##### Supplied data

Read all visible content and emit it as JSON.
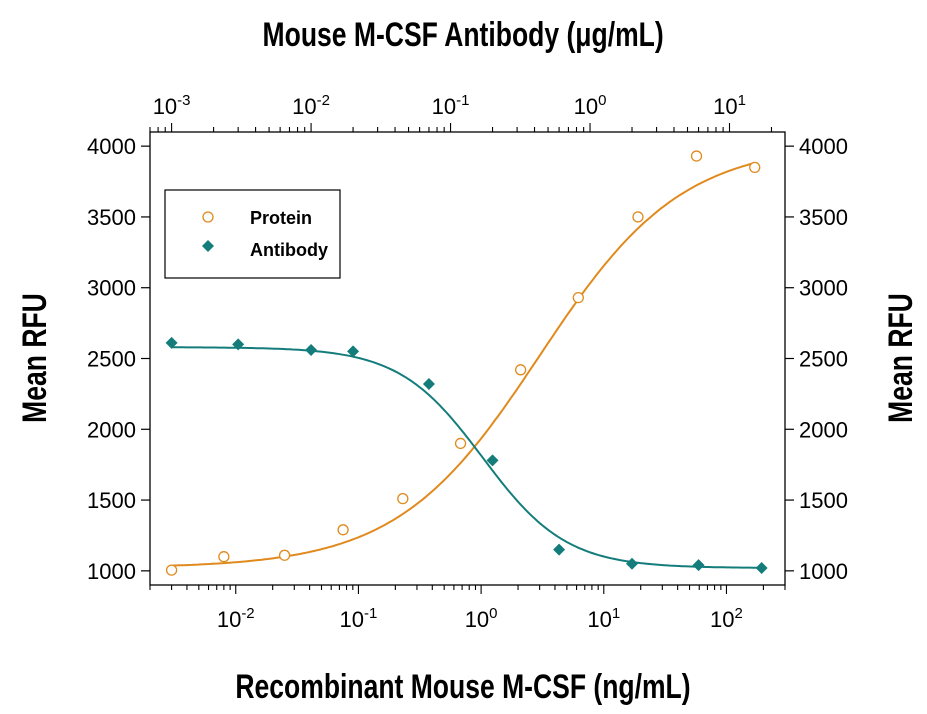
{
  "chart_data": {
    "type": "scatter",
    "title": "Mouse M-CSF Antibody (μg/mL)",
    "xlabel": "Recombinant Mouse M-CSF (ng/mL)",
    "ylabel": "Mean RFU",
    "ylabel_right": "Mean RFU",
    "x_scale": "log",
    "xlim": [
      0.002,
      300
    ],
    "ylim": [
      900,
      4100
    ],
    "y_ticks": [
      1000,
      1500,
      2000,
      2500,
      3000,
      3500,
      4000
    ],
    "y_tick_labels": [
      "1000",
      "1500",
      "2000",
      "2500",
      "3000",
      "3500",
      "4000"
    ],
    "y_ticks_right": [
      1000,
      1500,
      2000,
      2500,
      3000,
      3500,
      4000
    ],
    "y_tick_labels_right": [
      "1000",
      "1500",
      "2000",
      "2500",
      "3000",
      "3500",
      "4000"
    ],
    "x_ticks_bottom": [
      0.01,
      0.1,
      1,
      10,
      100
    ],
    "x_tick_labels_bottom": [
      {
        "base": "10",
        "exp": "-2"
      },
      {
        "base": "10",
        "exp": "-1"
      },
      {
        "base": "10",
        "exp": "0"
      },
      {
        "base": "10",
        "exp": "1"
      },
      {
        "base": "10",
        "exp": "2"
      }
    ],
    "top_axis": {
      "scale": "log",
      "xlim": [
        0.0007,
        25
      ],
      "ticks": [
        0.001,
        0.01,
        0.1,
        1,
        10
      ],
      "tick_labels": [
        {
          "base": "10",
          "exp": "-3"
        },
        {
          "base": "10",
          "exp": "-2"
        },
        {
          "base": "10",
          "exp": "-1"
        },
        {
          "base": "10",
          "exp": "0"
        },
        {
          "base": "10",
          "exp": "1"
        }
      ]
    },
    "legend": {
      "position": "top-left"
    },
    "series": [
      {
        "name": "Protein",
        "axis": "bottom",
        "marker": "open-circle",
        "color": "#E08A1E",
        "x": [
          0.003,
          0.008,
          0.025,
          0.075,
          0.23,
          0.68,
          2.1,
          6.2,
          19,
          57,
          170
        ],
        "y": [
          1005,
          1100,
          1110,
          1290,
          1510,
          1900,
          2420,
          2930,
          3500,
          3930,
          3850
        ],
        "fit": {
          "bottom": 1020,
          "top": 4020,
          "ec50": 3.0,
          "hill": 0.75
        }
      },
      {
        "name": "Antibody",
        "axis": "top",
        "marker": "filled-diamond",
        "color": "#147D7B",
        "x": [
          0.001,
          0.003,
          0.01,
          0.02,
          0.07,
          0.2,
          0.6,
          2,
          6,
          17
        ],
        "y": [
          2610,
          2600,
          2560,
          2550,
          2320,
          1780,
          1150,
          1050,
          1040,
          1020
        ],
        "fit": {
          "bottom": 1020,
          "top": 2580,
          "ec50": 0.17,
          "hill": 1.45
        }
      }
    ]
  }
}
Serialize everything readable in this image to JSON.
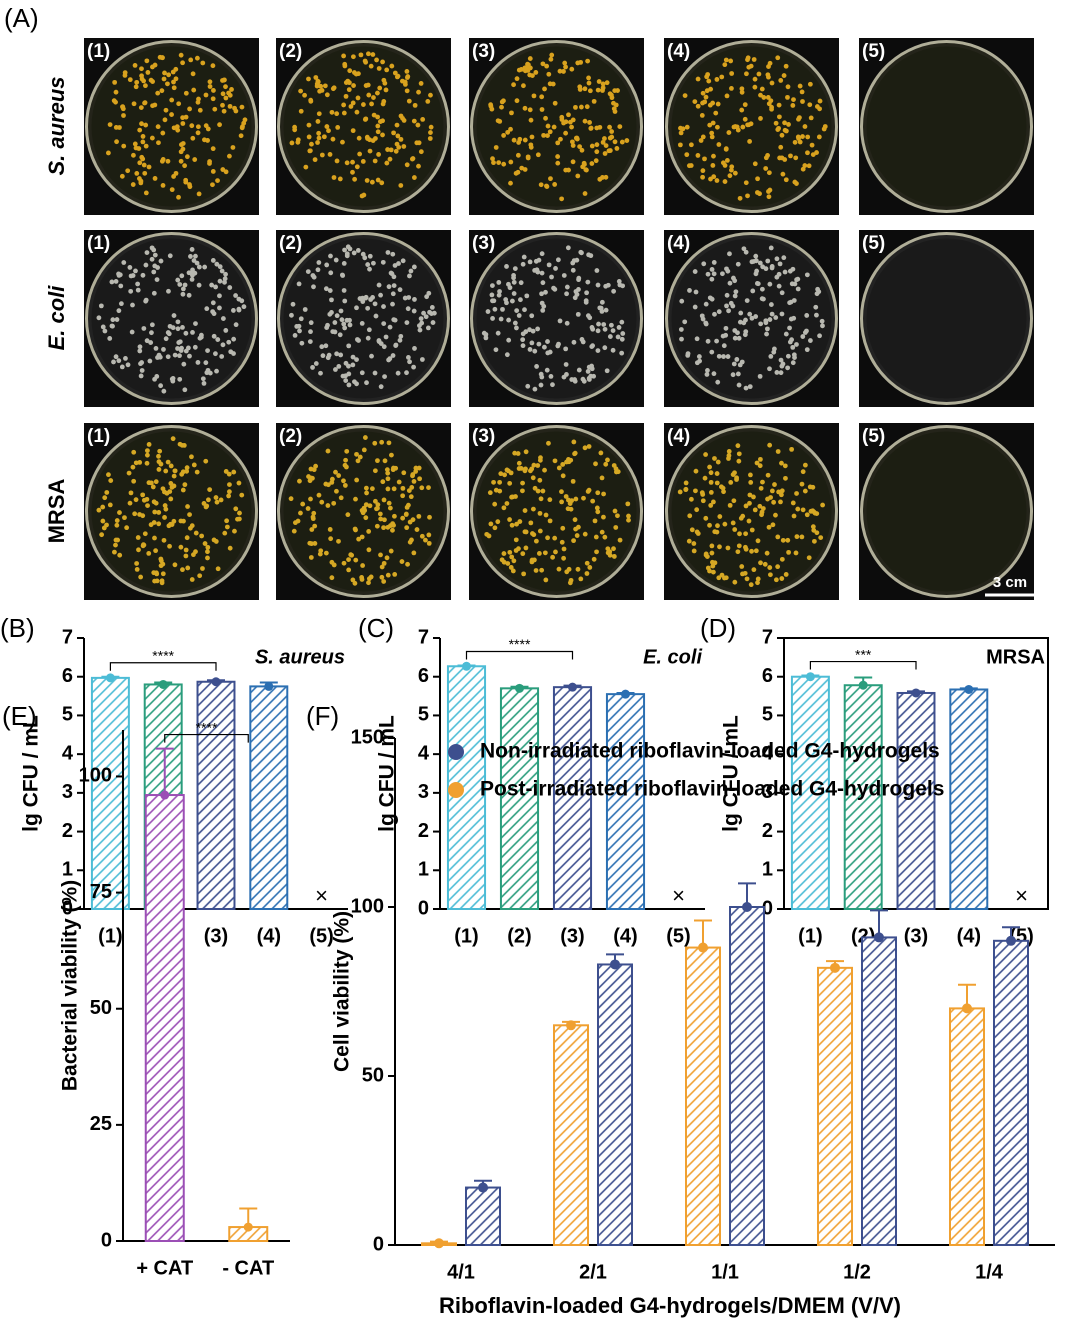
{
  "panel_a": {
    "label": "(A)",
    "scale_bar": "3 cm",
    "rows": [
      {
        "name": "S. aureus",
        "italic": true,
        "colony_color": "#d9a21e",
        "plates": [
          "(1)",
          "(2)",
          "(3)",
          "(4)",
          "(5)"
        ],
        "growth": [
          true,
          true,
          true,
          true,
          false
        ]
      },
      {
        "name": "E. coli",
        "italic": true,
        "colony_color": "#b8b8b0",
        "plates": [
          "(1)",
          "(2)",
          "(3)",
          "(4)",
          "(5)"
        ],
        "growth": [
          true,
          true,
          true,
          true,
          false
        ]
      },
      {
        "name": "MRSA",
        "italic": false,
        "colony_color": "#d6a824",
        "plates": [
          "(1)",
          "(2)",
          "(3)",
          "(4)",
          "(5)"
        ],
        "growth": [
          true,
          true,
          true,
          true,
          false
        ]
      }
    ]
  },
  "chart_data": [
    {
      "type": "bar",
      "panel_label": "(B)",
      "y_label": "lg CFU / mL",
      "species": "S. aureus",
      "species_italic": true,
      "categories": [
        "(1)",
        "(2)",
        "(3)",
        "(4)",
        "(5)"
      ],
      "values": [
        5.97,
        5.8,
        5.87,
        5.75,
        0
      ],
      "errors": [
        0.03,
        0.05,
        0.04,
        0.1,
        0
      ],
      "colors": [
        "#4cbcd6",
        "#2a9d7c",
        "#3d4f8e",
        "#2b6fb2",
        "#2b6fb2"
      ],
      "no_growth_marker": "×",
      "significance": {
        "label": "****",
        "between": [
          "(1)",
          "(3)"
        ]
      },
      "ylim": [
        0,
        7
      ],
      "yticks": [
        0,
        1,
        2,
        3,
        4,
        5,
        6,
        7
      ],
      "frame": false
    },
    {
      "type": "bar",
      "panel_label": "(C)",
      "y_label": "lg CFU / mL",
      "species": "E. coli",
      "species_italic": true,
      "categories": [
        "(1)",
        "(2)",
        "(3)",
        "(4)",
        "(5)"
      ],
      "values": [
        6.27,
        5.7,
        5.73,
        5.55,
        0
      ],
      "errors": [
        0.02,
        0.04,
        0.04,
        0.03,
        0
      ],
      "colors": [
        "#4cbcd6",
        "#2a9d7c",
        "#3d4f8e",
        "#2b6fb2",
        "#2b6fb2"
      ],
      "no_growth_marker": "×",
      "significance": {
        "label": "****",
        "between": [
          "(1)",
          "(3)"
        ]
      },
      "ylim": [
        0,
        7
      ],
      "yticks": [
        0,
        1,
        2,
        3,
        4,
        5,
        6,
        7
      ],
      "frame": false
    },
    {
      "type": "bar",
      "panel_label": "(D)",
      "y_label": "lg CFU / mL",
      "species": "MRSA",
      "species_italic": false,
      "categories": [
        "(1)",
        "(2)",
        "(3)",
        "(4)",
        "(5)"
      ],
      "values": [
        6.0,
        5.78,
        5.58,
        5.67,
        0
      ],
      "errors": [
        0.03,
        0.2,
        0.04,
        0.03,
        0
      ],
      "colors": [
        "#4cbcd6",
        "#2a9d7c",
        "#3d4f8e",
        "#2b6fb2",
        "#2b6fb2"
      ],
      "no_growth_marker": "×",
      "significance": {
        "label": "***",
        "between": [
          "(1)",
          "(3)"
        ]
      },
      "ylim": [
        0,
        7
      ],
      "yticks": [
        0,
        1,
        2,
        3,
        4,
        5,
        6,
        7
      ],
      "frame": true
    },
    {
      "type": "bar",
      "panel_label": "(E)",
      "y_label": "Bacterial viability (%)",
      "categories": [
        "+ CAT",
        "- CAT"
      ],
      "values": [
        96,
        3
      ],
      "errors": [
        10,
        4
      ],
      "colors": [
        "#9b4fb5",
        "#f0a030"
      ],
      "significance": {
        "label": "****",
        "between": [
          "+ CAT",
          "- CAT"
        ]
      },
      "ylim": [
        0,
        110
      ],
      "yticks": [
        0,
        25,
        50,
        75,
        100
      ],
      "frame": false
    },
    {
      "type": "grouped-bar",
      "panel_label": "(F)",
      "y_label": "Cell viability (%)",
      "x_label": "Riboflavin-loaded G4-hydrogels/DMEM (V/V)",
      "categories": [
        "4/1",
        "2/1",
        "1/1",
        "1/2",
        "1/4"
      ],
      "legend": "top-left",
      "series": [
        {
          "name": "Non-irradiated riboflavin-loaded G4-hydrogels",
          "color": "#3d4f8e",
          "values": [
            17,
            83,
            100,
            91,
            90
          ],
          "errors": [
            2,
            3,
            7,
            8,
            4
          ]
        },
        {
          "name": "Post-irradiated riboflavin-loaded G4-hydrogels",
          "color": "#f0a030",
          "values": [
            0.5,
            65,
            88,
            82,
            70
          ],
          "errors": [
            0.5,
            1,
            8,
            2,
            7
          ]
        }
      ],
      "ylim": [
        0,
        150
      ],
      "yticks": [
        0,
        50,
        100,
        150
      ],
      "frame": false
    }
  ]
}
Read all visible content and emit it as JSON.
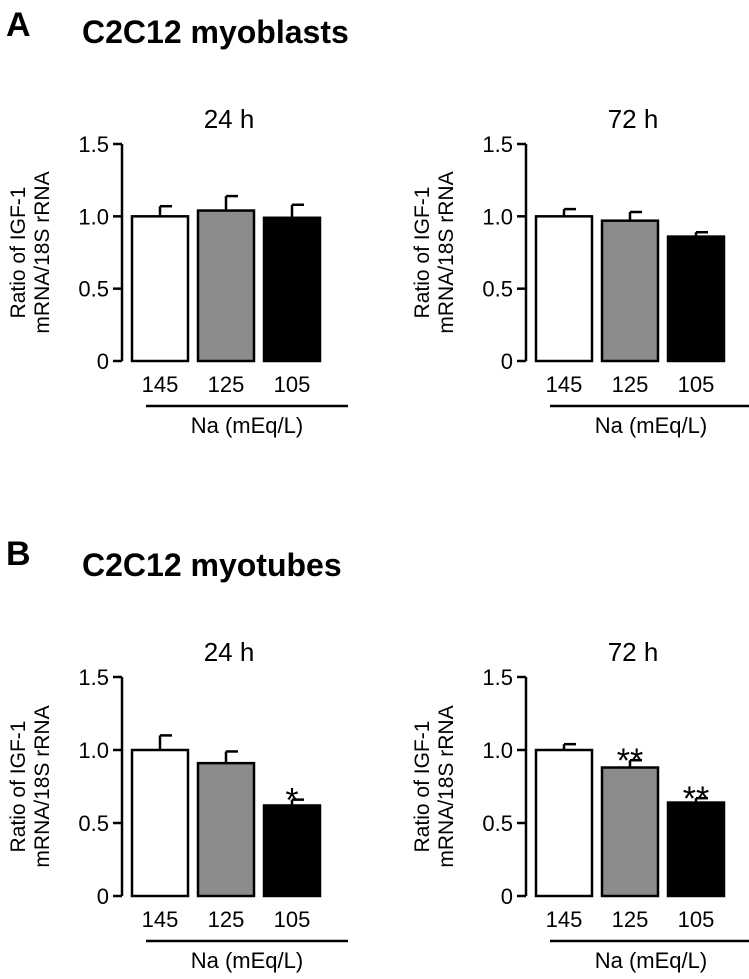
{
  "panels": [
    {
      "letter": "A",
      "title": "C2C12 myoblasts"
    },
    {
      "letter": "B",
      "title": "C2C12 myotubes"
    }
  ],
  "colors": {
    "bar_145": "#ffffff",
    "bar_125": "#8c8c8c",
    "bar_105": "#000000",
    "stroke": "#000000"
  },
  "chart_data": [
    {
      "type": "bar",
      "panel": "A",
      "title": "24 h",
      "categories": [
        "145",
        "125",
        "105"
      ],
      "values": [
        1.0,
        1.04,
        0.99
      ],
      "errors": [
        0.07,
        0.1,
        0.09
      ],
      "significance": [
        "",
        "",
        ""
      ],
      "ylabel": [
        "Ratio of IGF-1",
        "mRNA/18S rRNA"
      ],
      "xlabel": "Na (mEq/L)",
      "ylim": [
        0,
        1.5
      ],
      "yticks": [
        "0",
        "0.5",
        "1.0",
        "1.5"
      ],
      "grid": false
    },
    {
      "type": "bar",
      "panel": "A",
      "title": "72 h",
      "categories": [
        "145",
        "125",
        "105"
      ],
      "values": [
        1.0,
        0.97,
        0.86
      ],
      "errors": [
        0.05,
        0.06,
        0.03
      ],
      "significance": [
        "",
        "",
        ""
      ],
      "ylabel": [
        "Ratio of IGF-1",
        "mRNA/18S rRNA"
      ],
      "xlabel": "Na (mEq/L)",
      "ylim": [
        0,
        1.5
      ],
      "yticks": [
        "0",
        "0.5",
        "1.0",
        "1.5"
      ],
      "grid": false
    },
    {
      "type": "bar",
      "panel": "B",
      "title": "24 h",
      "categories": [
        "145",
        "125",
        "105"
      ],
      "values": [
        1.0,
        0.91,
        0.62
      ],
      "errors": [
        0.1,
        0.08,
        0.04
      ],
      "significance": [
        "",
        "",
        "*"
      ],
      "ylabel": [
        "Ratio of IGF-1",
        "mRNA/18S rRNA"
      ],
      "xlabel": "Na (mEq/L)",
      "ylim": [
        0,
        1.5
      ],
      "yticks": [
        "0",
        "0.5",
        "1.0",
        "1.5"
      ],
      "grid": false
    },
    {
      "type": "bar",
      "panel": "B",
      "title": "72 h",
      "categories": [
        "145",
        "125",
        "105"
      ],
      "values": [
        1.0,
        0.88,
        0.64
      ],
      "errors": [
        0.04,
        0.05,
        0.03
      ],
      "significance": [
        "",
        "**",
        "**"
      ],
      "ylabel": [
        "Ratio of IGF-1",
        "mRNA/18S rRNA"
      ],
      "xlabel": "Na (mEq/L)",
      "ylim": [
        0,
        1.5
      ],
      "yticks": [
        "0",
        "0.5",
        "1.0",
        "1.5"
      ],
      "grid": false
    }
  ]
}
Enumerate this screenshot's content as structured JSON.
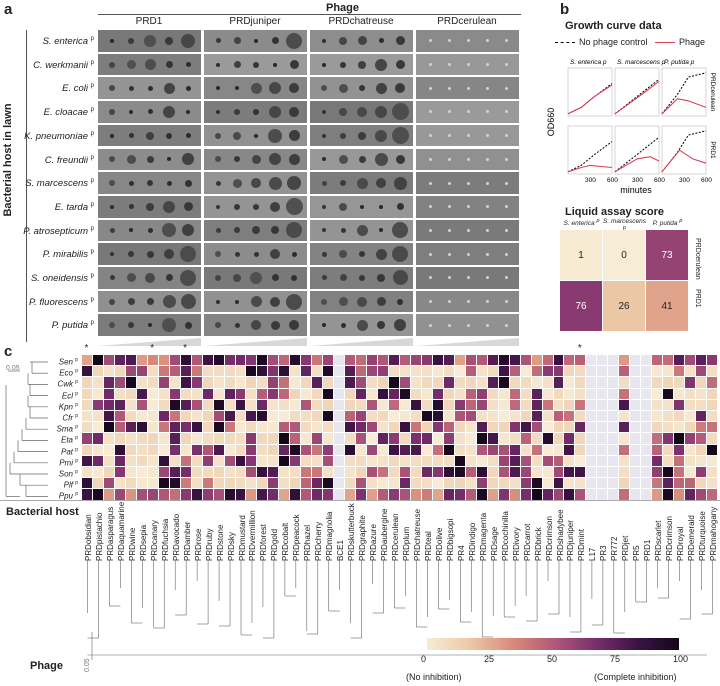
{
  "panel_a": {
    "letter": "a",
    "phage_title": "Phage",
    "y_title": "Bacterial host in lawn",
    "phages": [
      "PRD1",
      "PRDjuniper",
      "PRDchatreuse",
      "PRDcerulean"
    ],
    "hosts": [
      {
        "name": "S. enterica",
        "sup": "p"
      },
      {
        "name": "C. werkmanii",
        "sup": "p"
      },
      {
        "name": "E. coli",
        "sup": "p"
      },
      {
        "name": "E. cloacae",
        "sup": "p"
      },
      {
        "name": "K. pneumoniae",
        "sup": "p"
      },
      {
        "name": "C. freundii",
        "sup": "p"
      },
      {
        "name": "S. marcescens",
        "sup": "p"
      },
      {
        "name": "E. tarda",
        "sup": "p"
      },
      {
        "name": "P. atrosepticum",
        "sup": "p"
      },
      {
        "name": "P. mirabilis",
        "sup": "p"
      },
      {
        "name": "S. oneidensis",
        "sup": "p"
      },
      {
        "name": "P. fluorescens",
        "sup": "p"
      },
      {
        "name": "P. putida",
        "sup": "p"
      }
    ]
  },
  "panel_b": {
    "letter": "b",
    "growth_title": "Growth curve data",
    "legend_control": "No phage control",
    "legend_phage": "Phage",
    "ylabel": "OD660",
    "xlabel": "minutes",
    "xticks": [
      "300",
      "600"
    ],
    "columns": [
      {
        "name": "S. enterica",
        "sup": "p"
      },
      {
        "name": "S. marcescens",
        "sup": "p"
      },
      {
        "name": "P. putida",
        "sup": "p"
      }
    ],
    "rows": [
      "PRDcerulean",
      "PRD1"
    ],
    "liquid_title": "Liquid assay score",
    "scores": [
      [
        1,
        0,
        73
      ],
      [
        76,
        26,
        41
      ]
    ]
  },
  "panel_c": {
    "letter": "c",
    "scale_top": "0.05",
    "scale_bottom": "0.05",
    "host_title": "Bacterial host",
    "phage_title": "Phage",
    "hosts": [
      {
        "name": "Sen",
        "sup": "p"
      },
      {
        "name": "Eco",
        "sup": "p"
      },
      {
        "name": "Cwk",
        "sup": "p"
      },
      {
        "name": "Ecl",
        "sup": "p"
      },
      {
        "name": "Kpn",
        "sup": "p"
      },
      {
        "name": "Cfr",
        "sup": "p"
      },
      {
        "name": "Sma",
        "sup": "p"
      },
      {
        "name": "Eta",
        "sup": "p"
      },
      {
        "name": "Pat",
        "sup": "p"
      },
      {
        "name": "Pmi",
        "sup": "p"
      },
      {
        "name": "Son",
        "sup": "p"
      },
      {
        "name": "Plf",
        "sup": "p"
      },
      {
        "name": "Ppu",
        "sup": "p"
      }
    ],
    "phages": [
      "PRDobsidian",
      "PRDpistachio",
      "PRDasparagus",
      "PRDaquamarine",
      "PRDwine",
      "PRDsepia",
      "PRDcanary",
      "PRDfuchsia",
      "PRDavocado",
      "PRDamber",
      "PRDrose",
      "PRDruby",
      "PRDstone",
      "PRDsky",
      "PRDmustard",
      "PRDvermillion",
      "PRDforest",
      "PRDgold",
      "PRDcobalt",
      "PRDpeacock",
      "PRDhazel",
      "PRDcherry",
      "PRDmagnolia",
      "BCE1",
      "PRDskutterbuck",
      "PRDgraphite",
      "PRDazure",
      "PRDaubergine",
      "PRDcerulean",
      "PRDplum",
      "PRDchatreuse",
      "PRDteal",
      "PRDolive",
      "PRDbigsopi",
      "PR4",
      "PRDindigo",
      "PRDmagenta",
      "PRDsage",
      "PRDcochinilla",
      "PRDivory",
      "PRDcarrot",
      "PRDbrick",
      "PRDcrimson",
      "PRDshadybee",
      "PRDjuniper",
      "PRDmint",
      "L17",
      "PR3",
      "PR772",
      "PRDjet",
      "PR5",
      "PRD1",
      "PRDscarlet",
      "PRDcrimson",
      "PRDroyal",
      "PRDemerald",
      "PRDturquoise",
      "PRDmahogany"
    ],
    "starred": [
      0,
      6,
      9,
      45
    ],
    "colorbar_ticks": [
      "0",
      "25",
      "50",
      "75",
      "100"
    ],
    "colorbar_low": "(No inhibition)",
    "colorbar_high": "(Complete inhibition)"
  }
}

##########

* _Aim of the task_
For the word "Antibody", count the lines of the data that contain it and give only the count.

* _Finished task_
2